Select and copy out every line in the records containing "will".

——————————

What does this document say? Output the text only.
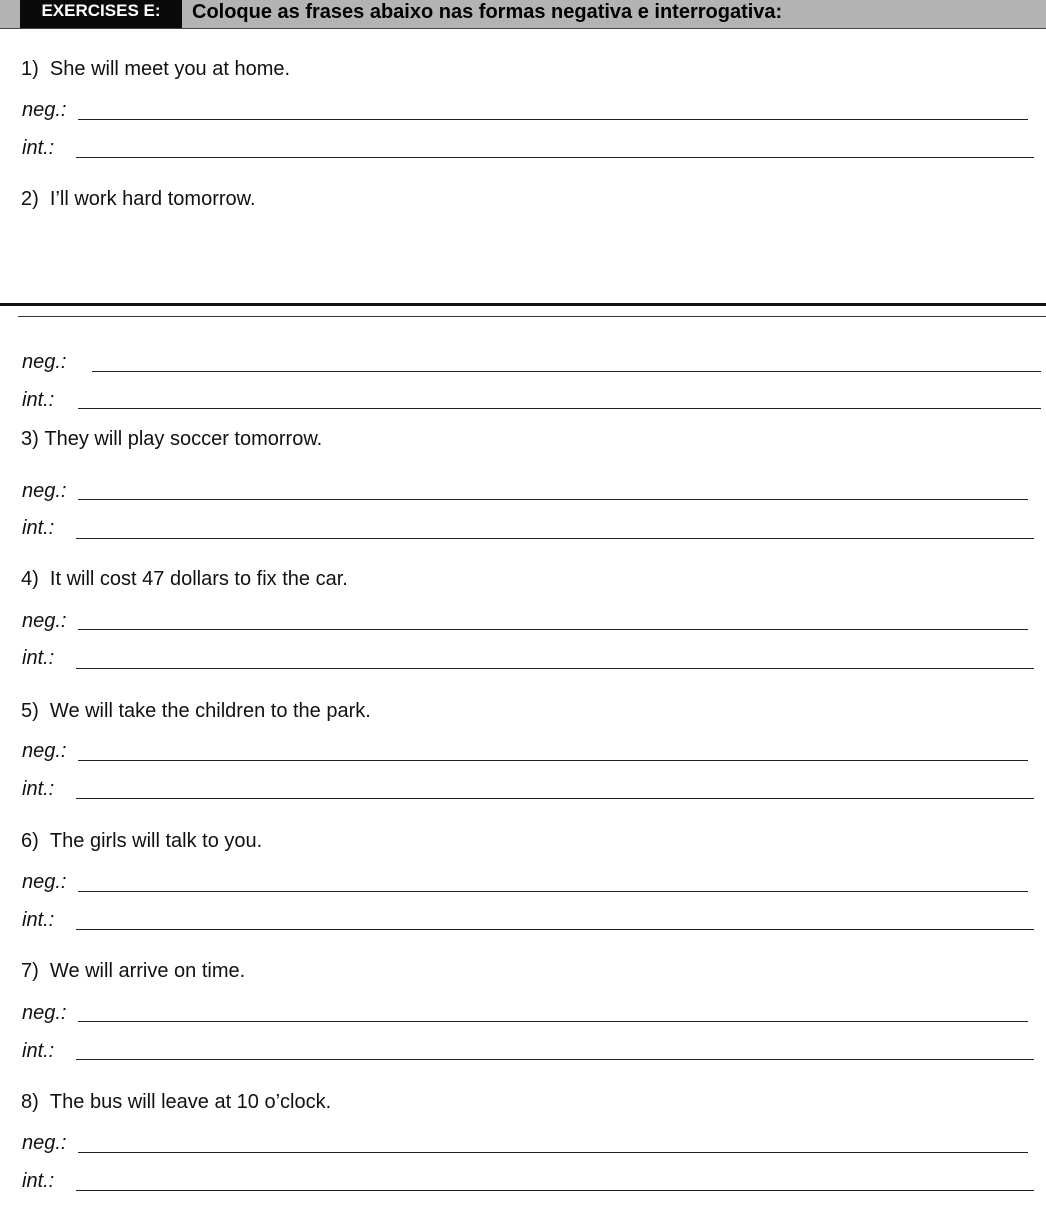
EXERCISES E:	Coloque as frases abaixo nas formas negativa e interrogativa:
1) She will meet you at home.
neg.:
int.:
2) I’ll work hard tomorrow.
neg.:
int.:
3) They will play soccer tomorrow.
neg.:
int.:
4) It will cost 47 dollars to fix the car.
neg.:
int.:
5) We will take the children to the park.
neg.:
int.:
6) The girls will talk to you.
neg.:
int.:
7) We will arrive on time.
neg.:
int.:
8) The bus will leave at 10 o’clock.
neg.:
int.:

——————————

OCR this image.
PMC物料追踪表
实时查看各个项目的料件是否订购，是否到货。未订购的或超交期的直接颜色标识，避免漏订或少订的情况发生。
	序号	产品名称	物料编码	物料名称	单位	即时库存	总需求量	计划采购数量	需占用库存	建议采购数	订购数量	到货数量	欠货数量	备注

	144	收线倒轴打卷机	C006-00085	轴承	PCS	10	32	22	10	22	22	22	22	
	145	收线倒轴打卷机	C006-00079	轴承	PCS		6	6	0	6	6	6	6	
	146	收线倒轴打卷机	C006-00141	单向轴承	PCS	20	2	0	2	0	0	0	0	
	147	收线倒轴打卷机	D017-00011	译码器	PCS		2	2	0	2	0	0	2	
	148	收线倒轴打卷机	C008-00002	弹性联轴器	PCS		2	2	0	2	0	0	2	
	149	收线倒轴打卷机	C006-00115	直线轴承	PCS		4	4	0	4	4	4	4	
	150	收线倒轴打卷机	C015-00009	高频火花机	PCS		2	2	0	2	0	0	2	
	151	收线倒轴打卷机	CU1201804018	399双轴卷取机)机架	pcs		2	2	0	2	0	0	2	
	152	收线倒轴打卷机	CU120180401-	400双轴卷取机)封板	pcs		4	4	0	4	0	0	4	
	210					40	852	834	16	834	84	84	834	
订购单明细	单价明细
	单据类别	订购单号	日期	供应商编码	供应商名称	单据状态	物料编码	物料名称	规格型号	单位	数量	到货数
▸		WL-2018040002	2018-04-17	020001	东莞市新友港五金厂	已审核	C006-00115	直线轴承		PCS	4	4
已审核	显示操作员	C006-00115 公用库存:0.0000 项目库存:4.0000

——————————

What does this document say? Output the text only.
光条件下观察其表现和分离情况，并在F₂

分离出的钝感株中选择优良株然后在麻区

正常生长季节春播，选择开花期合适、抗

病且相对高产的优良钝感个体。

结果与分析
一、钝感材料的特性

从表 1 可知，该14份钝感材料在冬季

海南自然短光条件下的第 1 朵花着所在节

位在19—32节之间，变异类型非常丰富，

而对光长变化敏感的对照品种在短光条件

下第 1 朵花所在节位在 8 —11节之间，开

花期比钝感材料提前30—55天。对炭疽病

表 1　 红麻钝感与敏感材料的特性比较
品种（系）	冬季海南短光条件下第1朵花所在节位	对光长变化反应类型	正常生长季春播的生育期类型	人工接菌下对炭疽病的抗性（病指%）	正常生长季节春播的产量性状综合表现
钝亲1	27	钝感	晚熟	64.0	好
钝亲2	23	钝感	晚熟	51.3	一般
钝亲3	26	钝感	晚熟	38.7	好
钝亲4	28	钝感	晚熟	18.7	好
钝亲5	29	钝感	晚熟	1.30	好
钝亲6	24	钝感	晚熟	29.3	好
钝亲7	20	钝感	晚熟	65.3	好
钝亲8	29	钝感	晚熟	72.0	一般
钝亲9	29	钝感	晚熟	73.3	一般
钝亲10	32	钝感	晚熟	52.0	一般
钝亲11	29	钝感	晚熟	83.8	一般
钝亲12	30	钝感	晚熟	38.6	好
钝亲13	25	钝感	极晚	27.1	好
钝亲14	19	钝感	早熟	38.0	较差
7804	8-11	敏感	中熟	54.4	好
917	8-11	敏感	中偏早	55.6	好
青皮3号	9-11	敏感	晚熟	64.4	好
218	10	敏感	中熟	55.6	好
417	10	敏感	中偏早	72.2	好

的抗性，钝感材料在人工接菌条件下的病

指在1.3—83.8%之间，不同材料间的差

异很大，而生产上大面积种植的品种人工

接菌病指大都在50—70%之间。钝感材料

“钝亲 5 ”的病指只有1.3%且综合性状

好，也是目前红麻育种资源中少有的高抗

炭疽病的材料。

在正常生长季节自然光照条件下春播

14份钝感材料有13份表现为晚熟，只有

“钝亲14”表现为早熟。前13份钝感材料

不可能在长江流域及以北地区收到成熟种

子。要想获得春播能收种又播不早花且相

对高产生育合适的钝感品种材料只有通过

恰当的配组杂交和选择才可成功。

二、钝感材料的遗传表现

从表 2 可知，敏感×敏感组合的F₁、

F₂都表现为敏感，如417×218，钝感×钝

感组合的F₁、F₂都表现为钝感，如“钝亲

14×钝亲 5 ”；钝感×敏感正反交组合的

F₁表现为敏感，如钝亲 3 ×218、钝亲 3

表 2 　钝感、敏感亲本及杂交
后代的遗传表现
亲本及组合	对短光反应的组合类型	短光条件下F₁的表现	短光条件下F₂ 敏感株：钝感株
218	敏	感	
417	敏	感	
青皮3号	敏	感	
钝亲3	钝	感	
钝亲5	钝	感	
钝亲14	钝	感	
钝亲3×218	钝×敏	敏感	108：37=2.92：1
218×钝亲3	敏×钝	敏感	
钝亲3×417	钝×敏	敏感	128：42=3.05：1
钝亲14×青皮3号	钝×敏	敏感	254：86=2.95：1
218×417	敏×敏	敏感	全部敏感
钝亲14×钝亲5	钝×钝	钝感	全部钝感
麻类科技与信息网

——————————

- _THE REPLY_:
1) She will meet you at home.
3) They will play soccer tomorrow.
4) It will cost 47 dollars to fix the car.
5) We will take the children to the park.
6) The girls will talk to you.
7) We will arrive on time.
8) The bus will leave at 10 o’clock.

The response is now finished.